__Items listed in a dataset__
------------------------------------

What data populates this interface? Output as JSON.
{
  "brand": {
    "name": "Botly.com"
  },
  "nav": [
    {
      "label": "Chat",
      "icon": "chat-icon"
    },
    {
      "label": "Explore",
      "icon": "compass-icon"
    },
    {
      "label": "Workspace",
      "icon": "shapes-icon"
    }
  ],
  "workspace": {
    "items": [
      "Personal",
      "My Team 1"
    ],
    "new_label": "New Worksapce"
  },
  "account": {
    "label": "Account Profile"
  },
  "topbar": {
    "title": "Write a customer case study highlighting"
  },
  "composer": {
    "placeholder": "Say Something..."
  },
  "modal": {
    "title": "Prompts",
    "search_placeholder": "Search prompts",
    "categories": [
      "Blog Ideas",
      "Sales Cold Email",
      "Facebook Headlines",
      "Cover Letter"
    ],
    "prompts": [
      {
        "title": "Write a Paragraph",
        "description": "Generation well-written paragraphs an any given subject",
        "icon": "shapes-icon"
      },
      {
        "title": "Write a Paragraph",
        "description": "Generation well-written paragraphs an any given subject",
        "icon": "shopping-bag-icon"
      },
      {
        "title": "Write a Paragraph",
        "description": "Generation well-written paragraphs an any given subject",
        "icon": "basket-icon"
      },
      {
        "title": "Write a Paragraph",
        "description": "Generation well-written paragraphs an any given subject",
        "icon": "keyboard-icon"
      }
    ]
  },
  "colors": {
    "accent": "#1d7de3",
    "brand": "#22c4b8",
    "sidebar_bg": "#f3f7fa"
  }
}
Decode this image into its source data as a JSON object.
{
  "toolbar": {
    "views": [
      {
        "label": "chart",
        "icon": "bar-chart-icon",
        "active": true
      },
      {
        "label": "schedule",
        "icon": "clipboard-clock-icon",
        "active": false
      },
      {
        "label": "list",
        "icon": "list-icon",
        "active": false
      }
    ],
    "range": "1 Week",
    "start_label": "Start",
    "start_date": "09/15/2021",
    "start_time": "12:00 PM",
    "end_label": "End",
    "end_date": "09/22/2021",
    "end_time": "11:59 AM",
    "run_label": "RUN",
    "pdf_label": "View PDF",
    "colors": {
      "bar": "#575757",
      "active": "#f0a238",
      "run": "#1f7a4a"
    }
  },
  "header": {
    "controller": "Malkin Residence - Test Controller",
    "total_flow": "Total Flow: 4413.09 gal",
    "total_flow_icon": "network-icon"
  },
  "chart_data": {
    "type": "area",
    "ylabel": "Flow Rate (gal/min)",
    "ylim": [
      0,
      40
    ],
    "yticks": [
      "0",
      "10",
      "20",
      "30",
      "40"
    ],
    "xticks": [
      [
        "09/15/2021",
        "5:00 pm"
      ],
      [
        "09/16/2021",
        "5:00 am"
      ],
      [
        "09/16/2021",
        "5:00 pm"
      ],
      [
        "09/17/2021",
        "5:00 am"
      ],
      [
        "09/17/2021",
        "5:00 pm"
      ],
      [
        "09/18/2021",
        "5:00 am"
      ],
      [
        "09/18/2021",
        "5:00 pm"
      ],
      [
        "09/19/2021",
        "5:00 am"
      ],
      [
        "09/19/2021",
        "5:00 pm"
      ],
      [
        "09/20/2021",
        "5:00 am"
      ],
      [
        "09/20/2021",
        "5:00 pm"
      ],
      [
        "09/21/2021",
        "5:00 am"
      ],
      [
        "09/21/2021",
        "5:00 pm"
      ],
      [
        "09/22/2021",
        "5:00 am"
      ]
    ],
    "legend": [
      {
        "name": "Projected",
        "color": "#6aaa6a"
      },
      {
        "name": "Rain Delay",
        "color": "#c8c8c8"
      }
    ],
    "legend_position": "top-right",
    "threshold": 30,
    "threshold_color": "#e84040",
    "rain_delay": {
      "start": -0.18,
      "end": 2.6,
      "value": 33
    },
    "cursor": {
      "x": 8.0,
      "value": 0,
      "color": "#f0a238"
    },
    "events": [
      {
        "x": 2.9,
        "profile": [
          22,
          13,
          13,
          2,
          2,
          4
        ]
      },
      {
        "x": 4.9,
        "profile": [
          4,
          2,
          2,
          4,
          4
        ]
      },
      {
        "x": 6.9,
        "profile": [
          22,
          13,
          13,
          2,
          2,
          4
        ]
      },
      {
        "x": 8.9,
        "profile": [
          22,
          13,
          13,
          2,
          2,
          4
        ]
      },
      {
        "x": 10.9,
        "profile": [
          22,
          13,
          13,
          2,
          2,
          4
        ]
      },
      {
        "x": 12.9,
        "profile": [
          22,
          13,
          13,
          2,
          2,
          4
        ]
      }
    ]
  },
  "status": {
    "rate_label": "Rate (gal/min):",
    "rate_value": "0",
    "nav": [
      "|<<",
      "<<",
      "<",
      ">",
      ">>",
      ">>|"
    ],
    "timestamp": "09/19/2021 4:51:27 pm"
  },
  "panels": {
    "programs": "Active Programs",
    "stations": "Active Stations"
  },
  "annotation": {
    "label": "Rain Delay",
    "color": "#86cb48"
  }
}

------------------------------------

__Exercise goal__
Extract the full listing and reproduce each line exactly.

__Written reply__
What data populates this interface? Output as JSON.
{
  "brand": {
    "name": "Botly.com"
  },
  "nav": [
    {
      "label": "Chat",
      "icon": "chat-icon"
    },
    {
      "label": "Explore",
      "icon": "compass-icon"
    },
    {
      "label": "Workspace",
      "icon": "shapes-icon"
    }
  ],
  "workspace": {
    "items": [
      "Personal",
      "My Team 1"
    ],
    "new_label": "New Worksapce"
  },
  "account": {
    "label": "Account Profile"
  },
  "topbar": {
    "title": "Write a customer case study highlighting"
  },
  "composer": {
    "placeholder": "Say Something..."
  },
  "modal": {
    "title": "Prompts",
    "search_placeholder": "Search prompts",
    "categories": [
      "Blog Ideas",
      "Sales Cold Email",
      "Facebook Headlines",
      "Cover Letter"
    ],
    "prompts": [
      {
        "title": "Write a Paragraph",
        "description": "Generation well-written paragraphs an any given subject",
        "icon": "shapes-icon"
      },
      {
        "title": "Write a Paragraph",
        "description": "Generation well-written paragraphs an any given subject",
        "icon": "shopping-bag-icon"
      },
      {
        "title": "Write a Paragraph",
        "description": "Generation well-written paragraphs an any given subject",
        "icon": "basket-icon"
      },
      {
        "title": "Write a Paragraph",
        "description": "Generation well-written paragraphs an any given subject",
        "icon": "keyboard-icon"
      }
    ]
  },
  "colors": {
    "accent": "#1d7de3",
    "brand": "#22c4b8",
    "sidebar_bg": "#f3f7fa"
  }
}
Decode this image into its source data as a JSON object.
{
  "toolbar": {
    "views": [
      {
        "label": "chart",
        "icon": "bar-chart-icon",
        "active": true
      },
      {
        "label": "schedule",
        "icon": "clipboard-clock-icon",
        "active": false
      },
      {
        "label": "list",
        "icon": "list-icon",
        "active": false
      }
    ],
    "range": "1 Week",
    "start_label": "Start",
    "start_date": "09/15/2021",
    "start_time": "12:00 PM",
    "end_label": "End",
    "end_date": "09/22/2021",
    "end_time": "11:59 AM",
    "run_label": "RUN",
    "pdf_label": "View PDF",
    "colors": {
      "bar": "#575757",
      "active": "#f0a238",
      "run": "#1f7a4a"
    }
  },
  "header": {
    "controller": "Malkin Residence - Test Controller",
    "total_flow": "Total Flow: 4413.09 gal",
    "total_flow_icon": "network-icon"
  },
  "chart_data": {
    "type": "area",
    "ylabel": "Flow Rate (gal/min)",
    "ylim": [
      0,
      40
    ],
    "yticks": [
      "0",
      "10",
      "20",
      "30",
      "40"
    ],
    "xticks": [
      [
        "09/15/2021",
        "5:00 pm"
      ],
      [
        "09/16/2021",
        "5:00 am"
      ],
      [
        "09/16/2021",
        "5:00 pm"
      ],
      [
        "09/17/2021",
        "5:00 am"
      ],
      [
        "09/17/2021",
        "5:00 pm"
      ],
      [
        "09/18/2021",
        "5:00 am"
      ],
      [
        "09/18/2021",
        "5:00 pm"
      ],
      [
        "09/19/2021",
        "5:00 am"
      ],
      [
        "09/19/2021",
        "5:00 pm"
      ],
      [
        "09/20/2021",
        "5:00 am"
      ],
      [
        "09/20/2021",
        "5:00 pm"
      ],
      [
        "09/21/2021",
        "5:00 am"
      ],
      [
        "09/21/2021",
        "5:00 pm"
      ],
      [
        "09/22/2021",
        "5:00 am"
      ]
    ],
    "legend": [
      {
        "name": "Projected",
        "color": "#6aaa6a"
      },
      {
        "name": "Rain Delay",
        "color": "#c8c8c8"
      }
    ],
    "legend_position": "top-right",
    "threshold": 30,
    "threshold_color": "#e84040",
    "rain_delay": {
      "start": -0.18,
      "end": 2.6,
      "value": 33
    },
    "cursor": {
      "x": 8.0,
      "value": 0,
      "color": "#f0a238"
    },
    "events": [
      {
        "x": 2.9,
        "profile": [
          22,
          13,
          13,
          2,
          2,
          4
        ]
      },
      {
        "x": 4.9,
        "profile": [
          4,
          2,
          2,
          4,
          4
        ]
      },
      {
        "x": 6.9,
        "profile": [
          22,
          13,
          13,
          2,
          2,
          4
        ]
      },
      {
        "x": 8.9,
        "profile": [
          22,
          13,
          13,
          2,
          2,
          4
        ]
      },
      {
        "x": 10.9,
        "profile": [
          22,
          13,
          13,
          2,
          2,
          4
        ]
      },
      {
        "x": 12.9,
        "profile": [
          22,
          13,
          13,
          2,
          2,
          4
        ]
      }
    ]
  },
  "status": {
    "rate_label": "Rate (gal/min):",
    "rate_value": "0",
    "nav": [
      "|<<",
      "<<",
      "<",
      ">",
      ">>",
      ">>|"
    ],
    "timestamp": "09/19/2021 4:51:27 pm"
  },
  "panels": {
    "programs": "Active Programs",
    "stations": "Active Stations"
  },
  "annotation": {
    "label": "Rain Delay",
    "color": "#86cb48"
  }
}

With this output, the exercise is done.